---- DATA FOR PROCESSING

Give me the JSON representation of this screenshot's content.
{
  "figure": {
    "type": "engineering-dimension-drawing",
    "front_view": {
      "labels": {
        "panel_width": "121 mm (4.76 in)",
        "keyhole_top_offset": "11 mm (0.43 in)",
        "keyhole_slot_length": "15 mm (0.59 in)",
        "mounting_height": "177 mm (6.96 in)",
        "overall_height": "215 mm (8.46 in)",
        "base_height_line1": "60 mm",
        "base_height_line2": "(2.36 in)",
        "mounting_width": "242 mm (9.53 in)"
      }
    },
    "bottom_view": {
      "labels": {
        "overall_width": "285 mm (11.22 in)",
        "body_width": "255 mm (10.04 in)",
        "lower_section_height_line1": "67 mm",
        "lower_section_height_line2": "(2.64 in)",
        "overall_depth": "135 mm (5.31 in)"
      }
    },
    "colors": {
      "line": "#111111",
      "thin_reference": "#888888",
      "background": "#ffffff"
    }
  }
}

--------

▶ **REQUIREMENTS**
Retype the listing above in full, with no alterations.

▶ **RESULT BELOW**
Give me the JSON representation of this screenshot's content.
{
  "figure": {
    "type": "engineering-dimension-drawing",
    "front_view": {
      "labels": {
        "panel_width": "121 mm (4.76 in)",
        "keyhole_top_offset": "11 mm (0.43 in)",
        "keyhole_slot_length": "15 mm (0.59 in)",
        "mounting_height": "177 mm (6.96 in)",
        "overall_height": "215 mm (8.46 in)",
        "base_height_line1": "60 mm",
        "base_height_line2": "(2.36 in)",
        "mounting_width": "242 mm (9.53 in)"
      }
    },
    "bottom_view": {
      "labels": {
        "overall_width": "285 mm (11.22 in)",
        "body_width": "255 mm (10.04 in)",
        "lower_section_height_line1": "67 mm",
        "lower_section_height_line2": "(2.64 in)",
        "overall_depth": "135 mm (5.31 in)"
      }
    },
    "colors": {
      "line": "#111111",
      "thin_reference": "#888888",
      "background": "#ffffff"
    }
  }
}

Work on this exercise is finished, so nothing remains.